■ **Exercise objective**: Render every one of the rows below as a Markdown table with the columns Row and Entry, numbering each line and skipping blank lines. Leave the pictures out of your table.

======== Provided data ========

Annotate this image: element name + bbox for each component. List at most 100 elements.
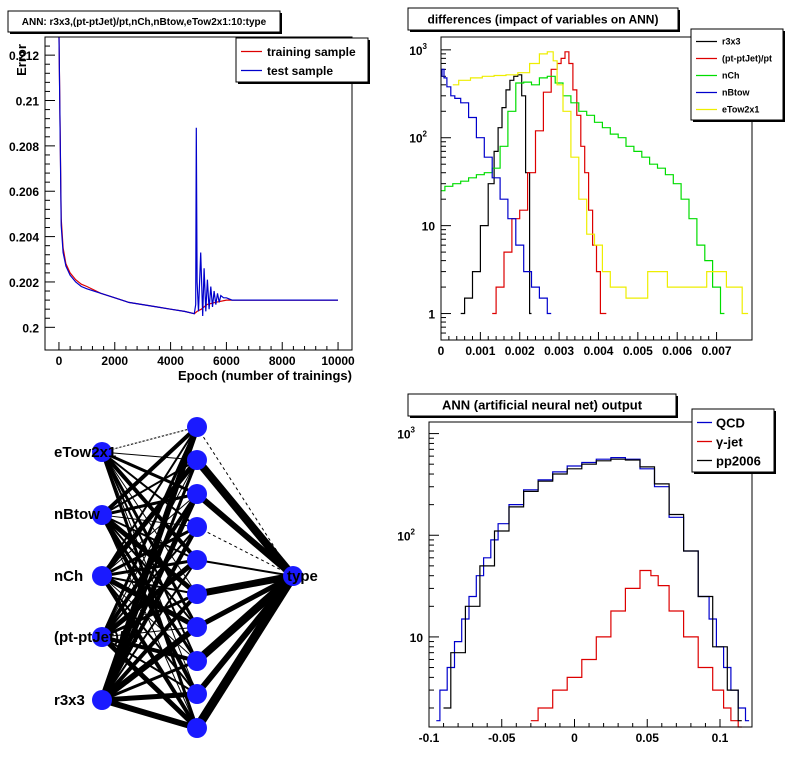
legend-label: γ-jet [716, 435, 743, 450]
legend-training [235, 37, 369, 83]
legend-ann-output [691, 408, 775, 473]
y-tick-label: 103 [409, 42, 427, 58]
chart-title-differences: differences (impact of variables on ANN) [428, 12, 659, 26]
y-axis-label: Error [14, 44, 29, 76]
plot-frame-training-error [44, 36, 353, 351]
series-line-2 [443, 458, 742, 722]
hidden-neuron [187, 417, 207, 437]
y-tick-exponent: 2 [411, 527, 416, 536]
legend-label: (pt-ptJet)/pt [722, 54, 772, 64]
synapse-input-hidden [101, 525, 198, 578]
legend-label: r3x3 [722, 37, 741, 47]
synapse-input-hidden [100, 514, 199, 695]
synapse-hidden-output [196, 559, 294, 577]
x-tick-label: 0.001 [465, 344, 495, 358]
series-line-1 [530, 569, 742, 728]
x-tick-label: 10000 [321, 354, 355, 368]
synapse-input-hidden [101, 575, 198, 595]
synapse-input-hidden [101, 697, 198, 731]
input-neuron [92, 505, 112, 525]
chart-title-training-box [7, 10, 281, 33]
legend-label: QCD [716, 416, 745, 431]
x-tick-label: 0.007 [702, 344, 732, 358]
synapse-input-hidden [99, 492, 200, 702]
y-tick-label: 10 [422, 220, 436, 234]
x-tick-label: -0.1 [419, 731, 440, 745]
y-tick-label: 0.208 [9, 140, 39, 154]
x-tick-label: -0.05 [488, 731, 516, 745]
y-tick-label: 0.206 [9, 185, 39, 199]
input-neuron [92, 627, 112, 647]
input-label: eTow2x1 [54, 444, 116, 461]
synapse-input-hidden [100, 592, 199, 702]
x-tick-label: 0.005 [623, 344, 653, 358]
network-diagram: eTow2x1 nBtow nCh (pt-ptJet)/pt r3x3 type [54, 417, 318, 738]
y-tick-label: 1 [428, 308, 435, 322]
y-tick-label: 0.204 [9, 231, 39, 245]
hidden-neuron [187, 450, 207, 470]
legend-label: eTow2x1 [722, 105, 759, 115]
synapse-input-hidden [101, 451, 198, 695]
synapse-hidden-output [193, 573, 297, 731]
hidden-neuron [187, 684, 207, 704]
x-axis-label: Epoch (number of trainings) [178, 368, 352, 383]
synapse-input-hidden [101, 426, 198, 577]
x-tick-label: 4000 [157, 354, 184, 368]
hidden-neuron [187, 517, 207, 537]
synapse-hidden-output [196, 572, 294, 598]
y-tick-label: 0.21 [16, 95, 40, 109]
synapse-input-hidden [99, 426, 200, 701]
series-line-2 [441, 75, 725, 315]
hidden-neuron [187, 550, 207, 570]
y-tick-exponent: 3 [423, 42, 428, 51]
input-neuron [92, 442, 112, 462]
y-tick-label: 102 [409, 130, 427, 146]
input-label: r3x3 [54, 692, 85, 709]
hidden-neuron [187, 651, 207, 671]
hidden-neuron [187, 718, 207, 738]
series-line-0 [436, 457, 750, 722]
x-tick-label: 0.004 [583, 344, 613, 358]
legend-differences [690, 28, 784, 121]
synapse-hidden-output [195, 573, 295, 630]
legend-label: test sample [267, 64, 333, 78]
synapse-input-hidden [100, 624, 199, 703]
x-tick-label: 6000 [213, 354, 240, 368]
input-label: (pt-ptJet)/pt [54, 629, 137, 646]
hidden-neuron [187, 584, 207, 604]
synapse-hidden-output [195, 491, 295, 579]
y-tick-exponent: 3 [411, 426, 416, 435]
x-tick-label: 0 [571, 731, 578, 745]
output-label: type [287, 568, 318, 585]
hidden-neuron [187, 484, 207, 504]
input-label: nBtow [54, 506, 100, 523]
series-line-1 [492, 51, 607, 315]
y-tick-label: 0.2 [22, 321, 39, 335]
synapse-input-hidden [101, 559, 198, 701]
legend-label: nBtow [722, 88, 750, 98]
synapse-input-hidden [100, 526, 199, 701]
x-tick-label: 0.003 [544, 344, 574, 358]
y-tick-exponent: 2 [423, 130, 428, 139]
synapse-input-hidden [101, 626, 198, 638]
chart-title-training: ANN: r3x3,(pt-ptJet)/pt,nCh,nBtow,eTow2x… [22, 17, 267, 28]
legend-label: pp2006 [716, 454, 761, 469]
hidden-neuron [187, 617, 207, 637]
synapse-input-hidden [100, 451, 199, 628]
synapse-input-hidden [100, 425, 199, 517]
x-tick-label: 0 [438, 344, 445, 358]
y-tick-label: 102 [397, 527, 415, 543]
x-tick-label: 0.002 [505, 344, 535, 358]
series-line-0 [460, 74, 532, 315]
x-tick-label: 0.05 [636, 731, 660, 745]
synapse-input-hidden [101, 659, 198, 702]
plot-frame-differences [440, 36, 753, 341]
chart-title-ann-output: ANN (artificial neural net) output [442, 398, 643, 413]
x-tick-label: 0.006 [662, 344, 692, 358]
synapse-input-hidden [101, 426, 198, 453]
y-tick-label: 0.212 [9, 49, 39, 63]
synapse-input-hidden [101, 459, 198, 638]
panel-training-error: 0 2000 4000 6000 8000 10000 0.2 0.202 0.204 0.206… [9, 36, 355, 368]
series-line-1 [58, 36, 338, 317]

========

■ **Final result**:
| Row | Entry |
|---|---|
| 1 | Annotate this image: element name + bbox for each component. List at most 100 elements. |
| 2 | legend-label: γ-jet [716, 435, 743, 450] |
| 3 | legend-training [235, 37, 369, 83] |
| 4 | legend-ann-output [691, 408, 775, 473] |
| 5 | y-tick-label: 103 [409, 42, 427, 58] |
| 6 | chart-title-differences: differences (impact of variables on ANN) [428, 12, 659, 26] |
| 7 | y-axis-label: Error [14, 44, 29, 76] |
| 8 | plot-frame-training-error [44, 36, 353, 351] |
| 9 | series-line-2 [443, 458, 742, 722] |
| 10 | hidden-neuron [187, 417, 207, 437] |
| 11 | y-tick-exponent: 2 [411, 527, 416, 536] |
| 12 | legend-label: (pt-ptJet)/pt [722, 54, 772, 64] |
| 13 | synapse-input-hidden [101, 525, 198, 578] |
| 14 | legend-label: r3x3 [722, 37, 741, 47] |
| 15 | synapse-input-hidden [100, 514, 199, 695] |
| 16 | synapse-hidden-output [196, 559, 294, 577] |
| 17 | x-tick-label: 0.001 [465, 344, 495, 358] |
| 18 | series-line-1 [530, 569, 742, 728] |
| 19 | x-tick-label: 10000 [321, 354, 355, 368] |
| 20 | synapse-input-hidden [101, 575, 198, 595] |
| 21 | synapse-input-hidden [101, 697, 198, 731] |
| 22 | input-neuron [92, 505, 112, 525] |
| 23 | chart-title-training-box [7, 10, 281, 33] |
| 24 | legend-label: QCD [716, 416, 745, 431] |
| 25 | x-tick-label: 0.007 [702, 344, 732, 358] |
| 26 | synapse-input-hidden [99, 492, 200, 702] |
| 27 | y-tick-label: 10 [422, 220, 436, 234] |
| 28 | x-tick-label: -0.1 [419, 731, 440, 745] |
| 29 | y-tick-label: 0.208 [9, 140, 39, 154] |
| 30 | x-tick-label: -0.05 [488, 731, 516, 745] |
| 31 | y-tick-label: 0.206 [9, 185, 39, 199] |
| 32 | input-neuron [92, 627, 112, 647] |
| 33 | input-label: eTow2x1 [54, 444, 116, 461] |
| 34 | synapse-input-hidden [100, 592, 199, 702] |
| 35 | x-tick-label: 0.005 [623, 344, 653, 358] |
| 36 | network-diagram: eTow2x1 nBtow nCh (pt-ptJet)/pt r3x3 type [54, 417, 318, 738] |
| 37 | y-tick-label: 1 [428, 308, 435, 322] |
| 38 | y-tick-label: 0.204 [9, 231, 39, 245] |
| 39 | hidden-neuron [187, 450, 207, 470] |
| 40 | legend-label: eTow2x1 [722, 105, 759, 115] |
| 41 | synapse-input-hidden [101, 451, 198, 695] |
| 42 | synapse-hidden-output [193, 573, 297, 731] |
| 43 | hidden-neuron [187, 684, 207, 704] |
| 44 | x-axis-label: Epoch (number of trainings) [178, 368, 352, 383] |
| 45 | synapse-input-hidden [101, 426, 198, 577] |
| 46 | x-tick-label: 4000 [157, 354, 184, 368] |
| 47 | hidden-neuron [187, 517, 207, 537] |
| 48 | synapse-hidden-output [196, 572, 294, 598] |
| 49 | y-tick-label: 0.21 [16, 95, 40, 109] |
| 50 | synapse-input-hidden [99, 426, 200, 701] |
| 51 | series-line-2 [441, 75, 725, 315] |
| 52 | hidden-neuron [187, 550, 207, 570] |
| 53 | y-tick-exponent: 3 [423, 42, 428, 51] |
| 54 | input-neuron [92, 442, 112, 462] |
| 55 | y-tick-label: 102 [409, 130, 427, 146] |
| 56 | input-label: r3x3 [54, 692, 85, 709] |
| 57 | hidden-neuron [187, 651, 207, 671] |
| 58 | hidden-neuron [187, 718, 207, 738] |
| 59 | series-line-0 [436, 457, 750, 722] |
| 60 | x-tick-label: 0.004 [583, 344, 613, 358] |
| 61 | legend-differences [690, 28, 784, 121] |
| 62 | synapse-hidden-output [195, 573, 295, 630] |
| 63 | legend-label: test sample [267, 64, 333, 78] |
| 64 | synapse-input-hidden [100, 624, 199, 703] |
| 65 | x-tick-label: 6000 [213, 354, 240, 368] |
| 66 | input-label: (pt-ptJet)/pt [54, 629, 137, 646] |
| 67 | hidden-neuron [187, 584, 207, 604] |
| 68 | synapse-hidden-output [195, 491, 295, 579] |
| 69 | y-tick-exponent: 3 [411, 426, 416, 435] |
| 70 | x-tick-label: 0 [571, 731, 578, 745] |
| 71 | output-label: type [287, 568, 318, 585] |
| 72 | hidden-neuron [187, 484, 207, 504] |
| 73 | input-label: nBtow [54, 506, 100, 523] |
| 74 | series-line-1 [492, 51, 607, 315] |
| 75 | y-tick-label: 0.2 [22, 321, 39, 335] |
| 76 | synapse-input-hidden [101, 559, 198, 701] |
| 77 | legend-label: nBtow [722, 88, 750, 98] |
| 78 | synapse-input-hidden [100, 526, 199, 701] |
| 79 | x-tick-label: 0.003 [544, 344, 574, 358] |
| 80 | y-tick-exponent: 2 [423, 130, 428, 139] |
| 81 | synapse-input-hidden [101, 626, 198, 638] |
| 82 | chart-title-training: ANN: r3x3,(pt-ptJet)/pt,nCh,nBtow,eTow2x… [22, 17, 267, 28] |
| 83 | legend-label: pp2006 [716, 454, 761, 469] |
| 84 | hidden-neuron [187, 617, 207, 637] |
| 85 | synapse-input-hidden [100, 451, 199, 628] |
| 86 | synapse-input-hidden [100, 425, 199, 517] |
| 87 | x-tick-label: 0 [438, 344, 445, 358] |
| 88 | y-tick-label: 102 [397, 527, 415, 543] |
| 89 | x-tick-label: 0.002 [505, 344, 535, 358] |
| 90 | series-line-0 [460, 74, 532, 315] |
| 91 | x-tick-label: 0.05 [636, 731, 660, 745] |
| 92 | synapse-input-hidden [101, 659, 198, 702] |
| 93 | plot-frame-differences [440, 36, 753, 341] |
| 94 | chart-title-ann-output: ANN (artificial neural net) output [442, 398, 643, 413] |
| 95 | x-tick-label: 0.006 [662, 344, 692, 358] |
| 96 | synapse-input-hidden [101, 426, 198, 453] |
| 97 | y-tick-label: 0.212 [9, 49, 39, 63] |
| 98 | synapse-input-hidden [101, 459, 198, 638] |
| 99 | panel-training-error: 0 2000 4000 6000 8000 10000 0.2 0.202 0.204 0.206… [9, 36, 355, 368] |
| 100 | series-line-1 [58, 36, 338, 317] |